Page excerpt:
>>>>>

Tuesday, 10/20/2020 3:04:30 PM

Tuesday, October 20, 2020 3:04:30 PM

Post# of 236490
Unblinding

Here's my 2 cents on the unblinding...

I've created a spreadsheet with p-values based on various death rates in the placebo and LL arms. Based on the DSMC's recommendation (and assuming we only had 45 deaths, not the 50 NP eluded to in last call), I suspect we had 26-27 deaths in LL and 18-19 in placebo. Both of these put us very close to statistical significance (.0823-.1023). The difference between stat sig and not is 1-2 deaths (again, we don't know for sure the exact number of deaths and hope they give that info today).

My point is, we were very close to stat sig, and more importantly, if I'm correct, this means we showed at least a 25% reduction in deaths. This is huge and would mean we could save thousands of lives, and announce to the world that there is a drug more effective than current SOC.

<<<<<

Dataset entries:
>>>>>

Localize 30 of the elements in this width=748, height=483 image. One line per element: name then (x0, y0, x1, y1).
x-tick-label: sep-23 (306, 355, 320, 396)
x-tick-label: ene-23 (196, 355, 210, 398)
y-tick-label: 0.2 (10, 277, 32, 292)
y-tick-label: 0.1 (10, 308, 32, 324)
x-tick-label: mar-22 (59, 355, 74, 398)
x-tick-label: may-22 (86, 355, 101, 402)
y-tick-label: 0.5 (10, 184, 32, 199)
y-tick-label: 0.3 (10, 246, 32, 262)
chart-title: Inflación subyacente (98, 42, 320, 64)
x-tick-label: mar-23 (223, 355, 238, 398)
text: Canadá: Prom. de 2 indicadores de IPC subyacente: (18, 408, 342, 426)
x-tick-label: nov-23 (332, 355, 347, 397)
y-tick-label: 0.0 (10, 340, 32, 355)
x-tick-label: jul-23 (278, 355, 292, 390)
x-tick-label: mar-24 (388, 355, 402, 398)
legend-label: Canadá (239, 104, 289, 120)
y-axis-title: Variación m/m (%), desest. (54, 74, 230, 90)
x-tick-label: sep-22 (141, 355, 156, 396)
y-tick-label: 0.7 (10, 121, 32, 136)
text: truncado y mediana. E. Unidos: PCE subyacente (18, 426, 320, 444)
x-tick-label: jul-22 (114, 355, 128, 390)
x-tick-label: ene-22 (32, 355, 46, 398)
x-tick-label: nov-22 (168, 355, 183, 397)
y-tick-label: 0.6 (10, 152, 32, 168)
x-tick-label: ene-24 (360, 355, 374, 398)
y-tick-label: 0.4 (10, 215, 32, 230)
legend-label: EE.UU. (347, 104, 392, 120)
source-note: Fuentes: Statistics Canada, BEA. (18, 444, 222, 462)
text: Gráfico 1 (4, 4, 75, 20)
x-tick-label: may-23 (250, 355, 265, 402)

<<<<<

Instructions to follow: In the unblinding post, what reduction in deaths does the writer say the trial showed if the writer's estimate is correct?

Answer section: At least a 25% reduction in deaths.